▶ _INPUT MATERIAL_
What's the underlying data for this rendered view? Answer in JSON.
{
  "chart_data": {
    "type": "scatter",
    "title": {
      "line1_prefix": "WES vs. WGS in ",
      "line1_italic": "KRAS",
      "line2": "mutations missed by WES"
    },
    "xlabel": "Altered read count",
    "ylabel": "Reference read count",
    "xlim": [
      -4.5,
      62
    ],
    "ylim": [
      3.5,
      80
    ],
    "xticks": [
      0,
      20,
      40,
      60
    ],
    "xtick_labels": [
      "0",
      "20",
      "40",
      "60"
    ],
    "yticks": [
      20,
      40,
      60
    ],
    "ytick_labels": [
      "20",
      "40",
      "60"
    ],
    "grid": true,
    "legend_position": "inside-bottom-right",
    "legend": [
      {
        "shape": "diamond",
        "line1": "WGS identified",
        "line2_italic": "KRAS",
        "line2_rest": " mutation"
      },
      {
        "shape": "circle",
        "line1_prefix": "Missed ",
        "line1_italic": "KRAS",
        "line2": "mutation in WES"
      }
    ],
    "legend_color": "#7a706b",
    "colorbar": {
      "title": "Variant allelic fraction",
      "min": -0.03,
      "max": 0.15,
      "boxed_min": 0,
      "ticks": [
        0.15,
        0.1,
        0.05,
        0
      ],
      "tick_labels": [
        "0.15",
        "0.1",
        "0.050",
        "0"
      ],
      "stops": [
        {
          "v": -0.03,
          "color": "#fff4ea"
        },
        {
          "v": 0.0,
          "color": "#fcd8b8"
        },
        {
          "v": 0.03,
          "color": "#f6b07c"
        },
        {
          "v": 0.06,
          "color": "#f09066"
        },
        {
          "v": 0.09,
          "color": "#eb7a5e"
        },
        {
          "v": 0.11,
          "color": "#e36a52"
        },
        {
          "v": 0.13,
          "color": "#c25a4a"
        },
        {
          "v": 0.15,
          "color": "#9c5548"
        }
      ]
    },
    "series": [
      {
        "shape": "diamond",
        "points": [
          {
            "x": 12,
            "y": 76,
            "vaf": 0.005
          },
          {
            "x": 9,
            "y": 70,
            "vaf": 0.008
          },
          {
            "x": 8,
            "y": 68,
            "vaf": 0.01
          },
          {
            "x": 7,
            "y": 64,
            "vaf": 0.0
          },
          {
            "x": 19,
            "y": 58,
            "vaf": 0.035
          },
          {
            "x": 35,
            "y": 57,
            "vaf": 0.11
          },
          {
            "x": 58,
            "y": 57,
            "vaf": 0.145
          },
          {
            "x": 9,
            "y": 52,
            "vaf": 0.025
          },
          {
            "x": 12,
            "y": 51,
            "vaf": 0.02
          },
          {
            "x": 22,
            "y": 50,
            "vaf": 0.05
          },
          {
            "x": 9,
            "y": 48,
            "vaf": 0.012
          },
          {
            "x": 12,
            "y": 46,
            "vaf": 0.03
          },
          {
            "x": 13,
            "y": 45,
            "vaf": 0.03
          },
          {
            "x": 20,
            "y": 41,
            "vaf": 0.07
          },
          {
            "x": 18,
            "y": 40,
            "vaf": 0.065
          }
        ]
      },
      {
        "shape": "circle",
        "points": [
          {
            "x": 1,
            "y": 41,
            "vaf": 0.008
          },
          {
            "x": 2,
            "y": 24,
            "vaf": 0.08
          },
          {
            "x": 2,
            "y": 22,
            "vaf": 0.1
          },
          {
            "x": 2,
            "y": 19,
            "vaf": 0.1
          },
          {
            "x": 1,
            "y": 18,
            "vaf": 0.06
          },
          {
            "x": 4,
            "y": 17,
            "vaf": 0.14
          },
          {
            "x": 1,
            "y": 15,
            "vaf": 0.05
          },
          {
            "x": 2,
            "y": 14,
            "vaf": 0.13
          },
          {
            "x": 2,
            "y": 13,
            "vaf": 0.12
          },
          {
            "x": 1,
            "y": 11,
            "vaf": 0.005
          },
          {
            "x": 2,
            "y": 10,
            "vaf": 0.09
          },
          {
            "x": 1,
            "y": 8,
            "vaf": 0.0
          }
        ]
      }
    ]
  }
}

▶ _GIVEN REQUEST_
Return each entry from the material above exactly as it appears.

▶ _RESULT OF THE TASK_
What's the underlying data for this rendered view? Answer in JSON.
{
  "chart_data": {
    "type": "scatter",
    "title": {
      "line1_prefix": "WES vs. WGS in ",
      "line1_italic": "KRAS",
      "line2": "mutations missed by WES"
    },
    "xlabel": "Altered read count",
    "ylabel": "Reference read count",
    "xlim": [
      -4.5,
      62
    ],
    "ylim": [
      3.5,
      80
    ],
    "xticks": [
      0,
      20,
      40,
      60
    ],
    "xtick_labels": [
      "0",
      "20",
      "40",
      "60"
    ],
    "yticks": [
      20,
      40,
      60
    ],
    "ytick_labels": [
      "20",
      "40",
      "60"
    ],
    "grid": true,
    "legend_position": "inside-bottom-right",
    "legend": [
      {
        "shape": "diamond",
        "line1": "WGS identified",
        "line2_italic": "KRAS",
        "line2_rest": " mutation"
      },
      {
        "shape": "circle",
        "line1_prefix": "Missed ",
        "line1_italic": "KRAS",
        "line2": "mutation in WES"
      }
    ],
    "legend_color": "#7a706b",
    "colorbar": {
      "title": "Variant allelic fraction",
      "min": -0.03,
      "max": 0.15,
      "boxed_min": 0,
      "ticks": [
        0.15,
        0.1,
        0.05,
        0
      ],
      "tick_labels": [
        "0.15",
        "0.1",
        "0.050",
        "0"
      ],
      "stops": [
        {
          "v": -0.03,
          "color": "#fff4ea"
        },
        {
          "v": 0.0,
          "color": "#fcd8b8"
        },
        {
          "v": 0.03,
          "color": "#f6b07c"
        },
        {
          "v": 0.06,
          "color": "#f09066"
        },
        {
          "v": 0.09,
          "color": "#eb7a5e"
        },
        {
          "v": 0.11,
          "color": "#e36a52"
        },
        {
          "v": 0.13,
          "color": "#c25a4a"
        },
        {
          "v": 0.15,
          "color": "#9c5548"
        }
      ]
    },
    "series": [
      {
        "shape": "diamond",
        "points": [
          {
            "x": 12,
            "y": 76,
            "vaf": 0.005
          },
          {
            "x": 9,
            "y": 70,
            "vaf": 0.008
          },
          {
            "x": 8,
            "y": 68,
            "vaf": 0.01
          },
          {
            "x": 7,
            "y": 64,
            "vaf": 0.0
          },
          {
            "x": 19,
            "y": 58,
            "vaf": 0.035
          },
          {
            "x": 35,
            "y": 57,
            "vaf": 0.11
          },
          {
            "x": 58,
            "y": 57,
            "vaf": 0.145
          },
          {
            "x": 9,
            "y": 52,
            "vaf": 0.025
          },
          {
            "x": 12,
            "y": 51,
            "vaf": 0.02
          },
          {
            "x": 22,
            "y": 50,
            "vaf": 0.05
          },
          {
            "x": 9,
            "y": 48,
            "vaf": 0.012
          },
          {
            "x": 12,
            "y": 46,
            "vaf": 0.03
          },
          {
            "x": 13,
            "y": 45,
            "vaf": 0.03
          },
          {
            "x": 20,
            "y": 41,
            "vaf": 0.07
          },
          {
            "x": 18,
            "y": 40,
            "vaf": 0.065
          }
        ]
      },
      {
        "shape": "circle",
        "points": [
          {
            "x": 1,
            "y": 41,
            "vaf": 0.008
          },
          {
            "x": 2,
            "y": 24,
            "vaf": 0.08
          },
          {
            "x": 2,
            "y": 22,
            "vaf": 0.1
          },
          {
            "x": 2,
            "y": 19,
            "vaf": 0.1
          },
          {
            "x": 1,
            "y": 18,
            "vaf": 0.06
          },
          {
            "x": 4,
            "y": 17,
            "vaf": 0.14
          },
          {
            "x": 1,
            "y": 15,
            "vaf": 0.05
          },
          {
            "x": 2,
            "y": 14,
            "vaf": 0.13
          },
          {
            "x": 2,
            "y": 13,
            "vaf": 0.12
          },
          {
            "x": 1,
            "y": 11,
            "vaf": 0.005
          },
          {
            "x": 2,
            "y": 10,
            "vaf": 0.09
          },
          {
            "x": 1,
            "y": 8,
            "vaf": 0.0
          }
        ]
      }
    ]
  }
}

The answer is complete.